Directive
Using the records provided below, locate and copy each line that contains the word "name".

Chart and figure data
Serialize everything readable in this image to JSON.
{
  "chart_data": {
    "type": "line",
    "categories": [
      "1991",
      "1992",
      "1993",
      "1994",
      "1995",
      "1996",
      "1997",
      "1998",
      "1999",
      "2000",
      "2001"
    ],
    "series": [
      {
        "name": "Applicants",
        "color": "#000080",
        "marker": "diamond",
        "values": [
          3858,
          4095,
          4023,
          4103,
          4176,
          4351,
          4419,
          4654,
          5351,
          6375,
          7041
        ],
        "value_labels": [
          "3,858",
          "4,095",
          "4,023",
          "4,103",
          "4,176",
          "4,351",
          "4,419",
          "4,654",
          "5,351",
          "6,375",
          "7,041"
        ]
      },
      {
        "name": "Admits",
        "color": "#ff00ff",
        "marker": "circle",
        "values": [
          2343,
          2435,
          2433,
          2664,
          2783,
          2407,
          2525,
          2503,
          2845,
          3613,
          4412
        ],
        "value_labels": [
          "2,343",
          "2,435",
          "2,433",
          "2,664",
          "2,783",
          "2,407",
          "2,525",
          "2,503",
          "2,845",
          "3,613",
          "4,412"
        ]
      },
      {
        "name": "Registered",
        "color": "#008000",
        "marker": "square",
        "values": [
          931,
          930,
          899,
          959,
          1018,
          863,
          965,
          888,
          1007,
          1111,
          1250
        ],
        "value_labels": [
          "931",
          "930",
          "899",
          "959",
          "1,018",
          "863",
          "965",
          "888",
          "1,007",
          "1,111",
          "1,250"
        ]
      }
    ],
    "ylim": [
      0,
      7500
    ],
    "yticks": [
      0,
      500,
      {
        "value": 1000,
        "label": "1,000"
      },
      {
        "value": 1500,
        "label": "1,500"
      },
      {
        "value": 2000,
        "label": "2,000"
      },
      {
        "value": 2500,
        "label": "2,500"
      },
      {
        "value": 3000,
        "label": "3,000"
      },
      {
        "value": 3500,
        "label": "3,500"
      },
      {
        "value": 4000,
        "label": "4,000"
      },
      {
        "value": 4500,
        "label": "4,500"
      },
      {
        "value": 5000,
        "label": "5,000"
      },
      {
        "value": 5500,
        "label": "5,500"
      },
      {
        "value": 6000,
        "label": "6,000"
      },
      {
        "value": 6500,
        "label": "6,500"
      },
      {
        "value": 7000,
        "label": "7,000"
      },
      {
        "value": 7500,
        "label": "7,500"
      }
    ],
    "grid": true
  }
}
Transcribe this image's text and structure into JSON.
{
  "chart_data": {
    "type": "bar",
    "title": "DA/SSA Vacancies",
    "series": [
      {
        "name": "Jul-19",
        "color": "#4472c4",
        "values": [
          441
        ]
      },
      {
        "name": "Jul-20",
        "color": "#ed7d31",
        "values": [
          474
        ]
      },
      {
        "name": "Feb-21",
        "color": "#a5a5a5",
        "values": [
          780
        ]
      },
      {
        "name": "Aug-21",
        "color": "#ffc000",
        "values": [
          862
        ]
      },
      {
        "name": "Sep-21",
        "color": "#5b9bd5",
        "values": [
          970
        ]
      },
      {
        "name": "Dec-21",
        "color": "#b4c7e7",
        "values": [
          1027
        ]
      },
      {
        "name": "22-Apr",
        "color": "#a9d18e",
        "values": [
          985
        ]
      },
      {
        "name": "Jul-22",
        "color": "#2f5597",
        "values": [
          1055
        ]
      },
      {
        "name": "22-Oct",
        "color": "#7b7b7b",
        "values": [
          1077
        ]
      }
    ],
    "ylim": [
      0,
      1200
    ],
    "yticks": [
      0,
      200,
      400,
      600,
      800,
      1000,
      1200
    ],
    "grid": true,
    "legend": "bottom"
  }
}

Problem solution
        "name": "Applicants",
        "name": "Admits",
        "name": "Registered",
        "name": "Jul-19",
        "name": "Jul-20",
        "name": "Feb-21",
        "name": "Aug-21",
        "name": "Sep-21",
        "name": "Dec-21",
        "name": "22-Apr",
        "name": "Jul-22",
        "name": "22-Oct",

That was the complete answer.